** Begin **
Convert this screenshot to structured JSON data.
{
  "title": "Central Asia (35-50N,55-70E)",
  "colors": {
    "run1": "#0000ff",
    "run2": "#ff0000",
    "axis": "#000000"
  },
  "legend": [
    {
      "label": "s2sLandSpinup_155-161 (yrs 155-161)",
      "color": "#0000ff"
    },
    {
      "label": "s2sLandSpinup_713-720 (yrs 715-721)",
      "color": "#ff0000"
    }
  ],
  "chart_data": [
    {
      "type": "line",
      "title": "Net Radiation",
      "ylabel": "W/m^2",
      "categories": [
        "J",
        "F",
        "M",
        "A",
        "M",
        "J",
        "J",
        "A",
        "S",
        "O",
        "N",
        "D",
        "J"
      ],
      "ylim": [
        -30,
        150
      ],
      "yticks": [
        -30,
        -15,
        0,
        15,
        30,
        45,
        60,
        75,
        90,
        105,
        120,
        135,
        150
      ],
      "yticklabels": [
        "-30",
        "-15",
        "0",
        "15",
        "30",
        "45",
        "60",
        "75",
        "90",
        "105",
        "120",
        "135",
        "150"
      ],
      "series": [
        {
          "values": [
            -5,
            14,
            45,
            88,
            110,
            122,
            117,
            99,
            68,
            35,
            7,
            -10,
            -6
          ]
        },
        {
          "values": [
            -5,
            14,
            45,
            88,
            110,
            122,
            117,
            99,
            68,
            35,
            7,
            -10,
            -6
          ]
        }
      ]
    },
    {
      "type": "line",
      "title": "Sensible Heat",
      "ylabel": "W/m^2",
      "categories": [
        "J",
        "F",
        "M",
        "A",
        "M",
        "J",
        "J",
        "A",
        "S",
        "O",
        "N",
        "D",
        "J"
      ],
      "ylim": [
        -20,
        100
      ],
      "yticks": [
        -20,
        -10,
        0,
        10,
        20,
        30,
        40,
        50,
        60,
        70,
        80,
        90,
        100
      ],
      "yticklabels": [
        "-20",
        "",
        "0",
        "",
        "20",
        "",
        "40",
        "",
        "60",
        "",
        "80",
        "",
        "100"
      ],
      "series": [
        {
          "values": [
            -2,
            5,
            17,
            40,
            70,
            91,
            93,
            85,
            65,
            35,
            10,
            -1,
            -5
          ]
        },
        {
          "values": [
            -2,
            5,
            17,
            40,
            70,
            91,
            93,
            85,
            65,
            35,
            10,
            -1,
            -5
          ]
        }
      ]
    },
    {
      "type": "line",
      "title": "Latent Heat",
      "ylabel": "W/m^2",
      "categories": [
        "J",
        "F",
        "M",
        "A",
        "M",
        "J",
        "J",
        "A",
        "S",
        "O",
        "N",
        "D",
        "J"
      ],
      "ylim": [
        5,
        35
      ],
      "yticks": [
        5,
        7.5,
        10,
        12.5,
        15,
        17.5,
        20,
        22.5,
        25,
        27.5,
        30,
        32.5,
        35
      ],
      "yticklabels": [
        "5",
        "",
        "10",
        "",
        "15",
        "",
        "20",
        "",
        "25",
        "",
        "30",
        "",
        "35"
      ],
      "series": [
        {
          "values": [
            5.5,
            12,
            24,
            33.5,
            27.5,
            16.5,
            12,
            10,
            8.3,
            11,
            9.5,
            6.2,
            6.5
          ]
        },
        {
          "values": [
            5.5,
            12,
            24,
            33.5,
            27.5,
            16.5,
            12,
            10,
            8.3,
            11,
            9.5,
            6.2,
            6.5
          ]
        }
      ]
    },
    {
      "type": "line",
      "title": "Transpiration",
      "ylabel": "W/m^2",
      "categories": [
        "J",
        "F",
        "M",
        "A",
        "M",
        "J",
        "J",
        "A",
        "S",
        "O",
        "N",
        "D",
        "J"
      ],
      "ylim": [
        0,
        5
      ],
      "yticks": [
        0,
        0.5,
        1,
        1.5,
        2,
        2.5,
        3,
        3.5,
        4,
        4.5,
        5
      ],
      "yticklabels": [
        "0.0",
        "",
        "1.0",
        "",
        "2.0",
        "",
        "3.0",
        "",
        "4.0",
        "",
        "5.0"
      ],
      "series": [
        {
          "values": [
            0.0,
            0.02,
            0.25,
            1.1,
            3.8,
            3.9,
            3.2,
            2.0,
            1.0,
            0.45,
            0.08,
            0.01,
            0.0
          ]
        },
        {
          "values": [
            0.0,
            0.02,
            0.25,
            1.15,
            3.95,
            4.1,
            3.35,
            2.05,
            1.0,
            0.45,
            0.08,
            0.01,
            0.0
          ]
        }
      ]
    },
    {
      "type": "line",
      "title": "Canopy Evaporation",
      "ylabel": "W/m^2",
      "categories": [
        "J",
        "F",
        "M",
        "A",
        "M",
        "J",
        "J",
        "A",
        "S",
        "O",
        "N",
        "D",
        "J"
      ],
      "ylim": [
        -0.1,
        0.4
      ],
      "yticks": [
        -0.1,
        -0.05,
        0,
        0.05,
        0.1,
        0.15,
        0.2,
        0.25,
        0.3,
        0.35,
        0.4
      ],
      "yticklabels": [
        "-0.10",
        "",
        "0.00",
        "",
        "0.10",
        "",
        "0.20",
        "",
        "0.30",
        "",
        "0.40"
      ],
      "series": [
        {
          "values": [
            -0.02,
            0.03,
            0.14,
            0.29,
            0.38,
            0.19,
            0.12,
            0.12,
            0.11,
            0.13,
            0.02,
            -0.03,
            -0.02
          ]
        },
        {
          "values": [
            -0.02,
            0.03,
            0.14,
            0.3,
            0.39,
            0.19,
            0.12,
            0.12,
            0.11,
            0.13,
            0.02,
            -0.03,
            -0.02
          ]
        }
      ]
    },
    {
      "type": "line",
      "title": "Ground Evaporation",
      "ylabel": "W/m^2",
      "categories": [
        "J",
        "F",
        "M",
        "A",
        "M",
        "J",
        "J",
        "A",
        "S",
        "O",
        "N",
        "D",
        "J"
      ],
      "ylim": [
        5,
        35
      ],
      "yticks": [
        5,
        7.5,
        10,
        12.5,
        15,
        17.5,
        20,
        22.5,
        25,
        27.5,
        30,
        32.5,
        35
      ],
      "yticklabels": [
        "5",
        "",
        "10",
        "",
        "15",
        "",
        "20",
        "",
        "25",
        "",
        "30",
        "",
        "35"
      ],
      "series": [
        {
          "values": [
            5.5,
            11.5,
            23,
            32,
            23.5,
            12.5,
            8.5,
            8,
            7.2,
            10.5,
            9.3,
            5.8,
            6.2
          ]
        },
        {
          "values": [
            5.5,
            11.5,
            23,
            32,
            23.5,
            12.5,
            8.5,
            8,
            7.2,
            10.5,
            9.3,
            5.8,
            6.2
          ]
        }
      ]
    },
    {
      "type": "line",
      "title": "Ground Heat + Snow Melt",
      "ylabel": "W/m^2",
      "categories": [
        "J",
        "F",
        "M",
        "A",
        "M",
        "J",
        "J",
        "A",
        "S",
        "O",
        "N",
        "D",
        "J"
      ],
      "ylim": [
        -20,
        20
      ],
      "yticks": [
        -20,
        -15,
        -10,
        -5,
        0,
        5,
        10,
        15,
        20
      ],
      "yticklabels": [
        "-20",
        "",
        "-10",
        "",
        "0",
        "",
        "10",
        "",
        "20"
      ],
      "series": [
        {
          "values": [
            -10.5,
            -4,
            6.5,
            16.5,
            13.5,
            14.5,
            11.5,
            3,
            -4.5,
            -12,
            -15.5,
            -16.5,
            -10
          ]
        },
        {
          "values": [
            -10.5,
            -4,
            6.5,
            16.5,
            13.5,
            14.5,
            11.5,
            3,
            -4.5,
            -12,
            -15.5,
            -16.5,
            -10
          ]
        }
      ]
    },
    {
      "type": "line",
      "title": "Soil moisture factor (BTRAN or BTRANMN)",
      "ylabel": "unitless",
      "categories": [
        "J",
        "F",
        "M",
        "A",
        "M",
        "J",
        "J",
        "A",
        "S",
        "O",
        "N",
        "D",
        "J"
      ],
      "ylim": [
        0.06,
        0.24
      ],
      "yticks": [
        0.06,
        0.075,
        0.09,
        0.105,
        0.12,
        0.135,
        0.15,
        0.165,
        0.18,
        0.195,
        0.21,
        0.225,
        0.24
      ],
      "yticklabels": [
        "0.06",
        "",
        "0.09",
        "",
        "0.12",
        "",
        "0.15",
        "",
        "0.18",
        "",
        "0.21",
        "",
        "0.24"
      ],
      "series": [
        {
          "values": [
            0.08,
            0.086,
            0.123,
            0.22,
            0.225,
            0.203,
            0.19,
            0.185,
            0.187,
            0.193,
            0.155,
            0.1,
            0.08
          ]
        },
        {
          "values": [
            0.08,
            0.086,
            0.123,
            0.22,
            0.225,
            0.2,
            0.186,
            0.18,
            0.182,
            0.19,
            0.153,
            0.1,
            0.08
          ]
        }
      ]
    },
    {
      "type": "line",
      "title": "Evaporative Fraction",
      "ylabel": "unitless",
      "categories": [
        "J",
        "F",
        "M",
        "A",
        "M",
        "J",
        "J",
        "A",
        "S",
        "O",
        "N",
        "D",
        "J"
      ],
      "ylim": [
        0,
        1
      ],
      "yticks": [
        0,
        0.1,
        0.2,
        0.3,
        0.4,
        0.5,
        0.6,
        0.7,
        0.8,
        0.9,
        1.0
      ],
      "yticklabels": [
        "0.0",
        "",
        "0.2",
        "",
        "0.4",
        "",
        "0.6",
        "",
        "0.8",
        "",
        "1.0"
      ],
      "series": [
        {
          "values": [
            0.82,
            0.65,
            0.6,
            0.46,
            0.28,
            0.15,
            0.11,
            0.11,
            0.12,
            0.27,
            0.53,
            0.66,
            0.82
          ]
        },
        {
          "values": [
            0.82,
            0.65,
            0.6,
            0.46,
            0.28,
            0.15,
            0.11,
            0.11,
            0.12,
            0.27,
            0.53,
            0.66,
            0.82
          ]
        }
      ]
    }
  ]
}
** End **
* [JOB]: Only the number is wanted: how many lines of the data contain the word "Heat"?

* [SOLVED PROBLEM]: 3